__WHAT THE TASK REQUIRES__. Copy out the listing that follows, exactly, without its pictures.

==== SOURCE RECORDS ====

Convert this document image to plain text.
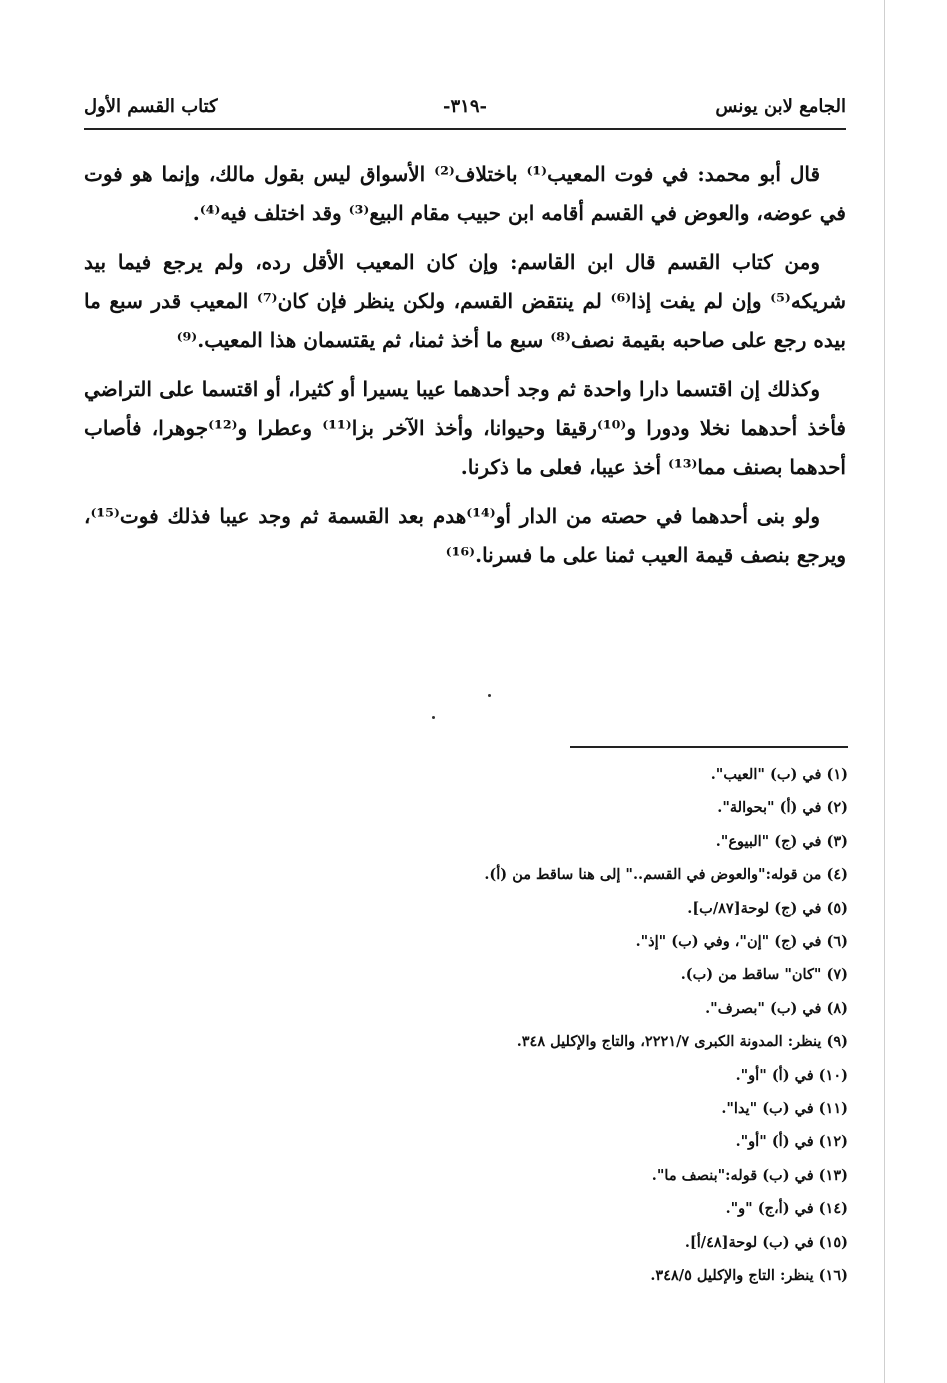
الجامع لابن يونس
-٣١٩-
كتاب القسم الأول

قال أبو محمد: في فوت المعيب⁽¹⁾ باختلاف⁽²⁾ الأسواق ليس بقول مالك، وإنما هو فوت في عوضه، والعوض في القسم أقامه ابن حبيب مقام البيع⁽³⁾ وقد اختلف فيه⁽⁴⁾.

ومن كتاب القسم قال ابن القاسم: وإن كان المعيب الأقل رده، ولم يرجع فيما بيد شريكه⁽⁵⁾ وإن لم يفت إذا⁽⁶⁾ لم ينتقض القسم، ولكن ينظر فإن كان⁽⁷⁾ المعيب قدر سبع ما بيده رجع على صاحبه بقيمة نصف⁽⁸⁾ سبع ما أخذ ثمنا، ثم يقتسمان هذا المعيب.⁽⁹⁾

وكذلك إن اقتسما دارا واحدة ثم وجد أحدهما عيبا يسيرا أو كثيرا، أو اقتسما على التراضي فأخذ أحدهما نخلا ودورا و⁽¹⁰⁾رقيقا وحيوانا، وأخذ الآخر بزا⁽¹¹⁾ وعطرا و⁽¹²⁾جوهرا، فأصاب أحدهما بصنف مما⁽¹³⁾ أخذ عيبا، فعلى ما ذكرنا.

ولو بنى أحدهما في حصته من الدار أو⁽¹⁴⁾هدم بعد القسمة ثم وجد عيبا فذلك فوت⁽¹⁵⁾، ويرجع بنصف قيمة العيب ثمنا على ما فسرنا.⁽¹⁶⁾

(١) في (ب) "العيب".
(٢) في (أ) "بحوالة".
(٣) في (ج) "البيوع".
(٤) من قوله:"والعوض في القسم.." إلى هنا ساقط من (أ).
(٥) في (ج) لوحة[٨٧/ب].
(٦) في (ج) "إن"، وفي (ب) "إذ".
(٧) "كان" ساقط من (ب).
(٨) في (ب) "بصرف".
(٩) ينظر: المدونة الكبرى ٢٢٢١/٧، والتاج والإكليل ٣٤٨.
(١٠) في (أ) "أو".
(١١) في (ب) "يدا".
(١٢) في (أ) "أو".
(١٣) في (ب) قوله:"بنصف ما".
(١٤) في (أ،ج) "و".
(١٥) في (ب) لوحة[٤٨/أ].
(١٦) ينظر: التاج والإكليل ٣٤٨/٥.
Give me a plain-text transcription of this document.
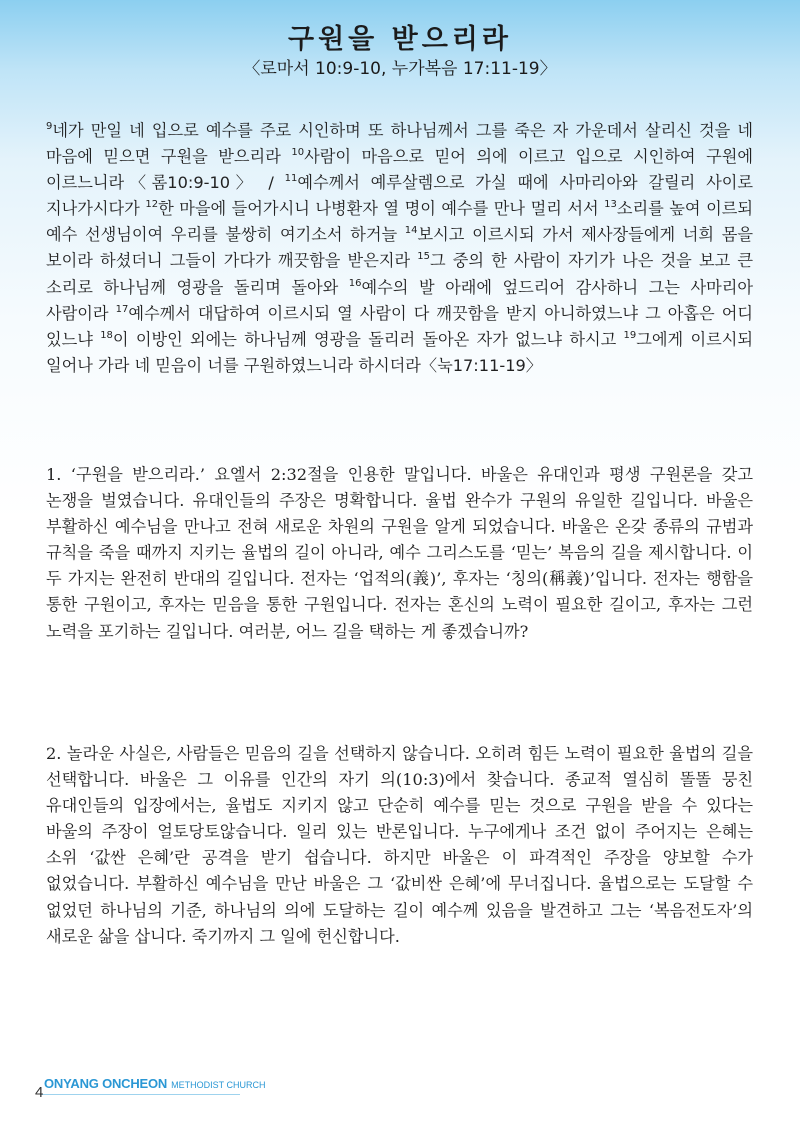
구원을 받으리라
〈로마서 10:9-10, 누가복음 17:11-19〉
$^9$네가 만일 네 입으로 예수를 주로 시인하며 또 하나님께서 그를 죽은 자 가운데서 살리신 것을 네 마음에 믿으면 구원을 받으리라 $^{10}$사람이 마음으로 믿어 의에 이르고 입으로 시인하여 구원에 이르느니라〈롬10:9-10〉 / $^{11}$예수께서 예루살렘으로 가실 때에 사마리아와 갈릴리 사이로 지나가시다가 $^{12}$한 마을에 들어가시니 나병환자 열 명이 예수를 만나 멀리 서서 $^{13}$소리를 높여 이르되 예수 선생님이여 우리를 불쌍히 여기소서 하거늘 $^{14}$보시고 이르시되 가서 제사장들에게 너희 몸을 보이라 하셨더니 그들이 가다가 깨끗함을 받은지라 $^{15}$그 중의 한 사람이 자기가 나은 것을 보고 큰 소리로 하나님께 영광을 돌리며 돌아와 $^{16}$예수의 발 아래에 엎드리어 감사하니 그는 사마리아 사람이라 $^{17}$예수께서 대답하여 이르시되 열 사람이 다 깨끗함을 받지 아니하였느냐 그 아홉은 어디 있느냐 $^{18}$이 이방인 외에는 하나님께 영광을 돌리러 돌아온 자가 없느냐 하시고 $^{19}$그에게 이르시되 일어나 가라 네 믿음이 너를 구원하였느니라 하시더라〈눅17:11-19〉

1. ‘구원을 받으리라.’ 요엘서 2:32절을 인용한 말입니다. 바울은 유대인과 평생 구원론을 갖고 논쟁을 벌였습니다. 유대인들의 주장은 명확합니다. 율법 완수가 구원의 유일한 길입니다. 바울은 부활하신 예수님을 만나고 전혀 새로운 차원의 구원을 알게 되었습니다. 바울은 온갖 종류의 규범과 규칙을 죽을 때까지 지키는 율법의 길이 아니라, 예수 그리스도를 ‘믿는’ 복음의 길을 제시합니다. 이 두 가지는 완전히 반대의 길입니다. 전자는 ‘업적의(義)’, 후자는 ‘칭의(稱義)’입니다. 전자는 행함을 통한 구원이고, 후자는 믿음을 통한 구원입니다. 전자는 혼신의 노력이 필요한 길이고, 후자는 그런 노력을 포기하는 길입니다. 여러분, 어느 길을 택하는 게 좋겠습니까?

2. 놀라운 사실은, 사람들은 믿음의 길을 선택하지 않습니다. 오히려 힘든 노력이 필요한 율법의 길을 선택합니다. 바울은 그 이유를 인간의 자기 의(10:3)에서 찾습니다. 종교적 열심히 똘똘 뭉친 유대인들의 입장에서는, 율법도 지키지 않고 단순히 예수를 믿는 것으로 구원을 받을 수 있다는 바울의 주장이 얼토당토않습니다. 일리 있는 반론입니다. 누구에게나 조건 없이 주어지는 은혜는 소위 ‘값싼 은혜’란 공격을 받기 쉽습니다. 하지만 바울은 이 파격적인 주장을 양보할 수가 없었습니다. 부활하신 예수님을 만난 바울은 그 ‘값비싼 은혜’에 무너집니다. 율법으로는 도달할 수 없었던 하나님의 기준, 하나님의 의에 도달하는 길이 예수께 있음을 발견하고 그는 ‘복음전도자’의 새로운 삶을 삽니다. 죽기까지 그 일에 헌신합니다.

ONYANG ONCHEON METHODIST CHURCH
4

====

__OUTPUT OF THE TASK__.
Convert this document image to plain text.
الجامع لابن يونس
-٣١٩-
كتاب القسم الأول

قال أبو محمد: في فوت المعيب⁽¹⁾ باختلاف⁽²⁾ الأسواق ليس بقول مالك، وإنما هو فوت في عوضه، والعوض في القسم أقامه ابن حبيب مقام البيع⁽³⁾ وقد اختلف فيه⁽⁴⁾.

ومن كتاب القسم قال ابن القاسم: وإن كان المعيب الأقل رده، ولم يرجع فيما بيد شريكه⁽⁵⁾ وإن لم يفت إذا⁽⁶⁾ لم ينتقض القسم، ولكن ينظر فإن كان⁽⁷⁾ المعيب قدر سبع ما بيده رجع على صاحبه بقيمة نصف⁽⁸⁾ سبع ما أخذ ثمنا، ثم يقتسمان هذا المعيب.⁽⁹⁾

وكذلك إن اقتسما دارا واحدة ثم وجد أحدهما عيبا يسيرا أو كثيرا، أو اقتسما على التراضي فأخذ أحدهما نخلا ودورا و⁽¹⁰⁾رقيقا وحيوانا، وأخذ الآخر بزا⁽¹¹⁾ وعطرا و⁽¹²⁾جوهرا، فأصاب أحدهما بصنف مما⁽¹³⁾ أخذ عيبا، فعلى ما ذكرنا.

ولو بنى أحدهما في حصته من الدار أو⁽¹⁴⁾هدم بعد القسمة ثم وجد عيبا فذلك فوت⁽¹⁵⁾، ويرجع بنصف قيمة العيب ثمنا على ما فسرنا.⁽¹⁶⁾

(١) في (ب) "العيب".
(٢) في (أ) "بحوالة".
(٣) في (ج) "البيوع".
(٤) من قوله:"والعوض في القسم.." إلى هنا ساقط من (أ).
(٥) في (ج) لوحة[٨٧/ب].
(٦) في (ج) "إن"، وفي (ب) "إذ".
(٧) "كان" ساقط من (ب).
(٨) في (ب) "بصرف".
(٩) ينظر: المدونة الكبرى ٢٢٢١/٧، والتاج والإكليل ٣٤٨.
(١٠) في (أ) "أو".
(١١) في (ب) "يدا".
(١٢) في (أ) "أو".
(١٣) في (ب) قوله:"بنصف ما".
(١٤) في (أ،ج) "و".
(١٥) في (ب) لوحة[٤٨/أ].
(١٦) ينظر: التاج والإكليل ٣٤٨/٥.
Give me a plain-text transcription of this document.
구원을 받으리라
〈로마서 10:9-10, 누가복음 17:11-19〉
$^9$네가 만일 네 입으로 예수를 주로 시인하며 또 하나님께서 그를 죽은 자 가운데서 살리신 것을 네 마음에 믿으면 구원을 받으리라 $^{10}$사람이 마음으로 믿어 의에 이르고 입으로 시인하여 구원에 이르느니라〈롬10:9-10〉 / $^{11}$예수께서 예루살렘으로 가실 때에 사마리아와 갈릴리 사이로 지나가시다가 $^{12}$한 마을에 들어가시니 나병환자 열 명이 예수를 만나 멀리 서서 $^{13}$소리를 높여 이르되 예수 선생님이여 우리를 불쌍히 여기소서 하거늘 $^{14}$보시고 이르시되 가서 제사장들에게 너희 몸을 보이라 하셨더니 그들이 가다가 깨끗함을 받은지라 $^{15}$그 중의 한 사람이 자기가 나은 것을 보고 큰 소리로 하나님께 영광을 돌리며 돌아와 $^{16}$예수의 발 아래에 엎드리어 감사하니 그는 사마리아 사람이라 $^{17}$예수께서 대답하여 이르시되 열 사람이 다 깨끗함을 받지 아니하였느냐 그 아홉은 어디 있느냐 $^{18}$이 이방인 외에는 하나님께 영광을 돌리러 돌아온 자가 없느냐 하시고 $^{19}$그에게 이르시되 일어나 가라 네 믿음이 너를 구원하였느니라 하시더라〈눅17:11-19〉

1. ‘구원을 받으리라.’ 요엘서 2:32절을 인용한 말입니다. 바울은 유대인과 평생 구원론을 갖고 논쟁을 벌였습니다. 유대인들의 주장은 명확합니다. 율법 완수가 구원의 유일한 길입니다. 바울은 부활하신 예수님을 만나고 전혀 새로운 차원의 구원을 알게 되었습니다. 바울은 온갖 종류의 규범과 규칙을 죽을 때까지 지키는 율법의 길이 아니라, 예수 그리스도를 ‘믿는’ 복음의 길을 제시합니다. 이 두 가지는 완전히 반대의 길입니다. 전자는 ‘업적의(義)’, 후자는 ‘칭의(稱義)’입니다. 전자는 행함을 통한 구원이고, 후자는 믿음을 통한 구원입니다. 전자는 혼신의 노력이 필요한 길이고, 후자는 그런 노력을 포기하는 길입니다. 여러분, 어느 길을 택하는 게 좋겠습니까?

2. 놀라운 사실은, 사람들은 믿음의 길을 선택하지 않습니다. 오히려 힘든 노력이 필요한 율법의 길을 선택합니다. 바울은 그 이유를 인간의 자기 의(10:3)에서 찾습니다. 종교적 열심히 똘똘 뭉친 유대인들의 입장에서는, 율법도 지키지 않고 단순히 예수를 믿는 것으로 구원을 받을 수 있다는 바울의 주장이 얼토당토않습니다. 일리 있는 반론입니다. 누구에게나 조건 없이 주어지는 은혜는 소위 ‘값싼 은혜’란 공격을 받기 쉽습니다. 하지만 바울은 이 파격적인 주장을 양보할 수가 없었습니다. 부활하신 예수님을 만난 바울은 그 ‘값비싼 은혜’에 무너집니다. 율법으로는 도달할 수 없었던 하나님의 기준, 하나님의 의에 도달하는 길이 예수께 있음을 발견하고 그는 ‘복음전도자’의 새로운 삶을 삽니다. 죽기까지 그 일에 헌신합니다.

ONYANG ONCHEON METHODIST CHURCH
4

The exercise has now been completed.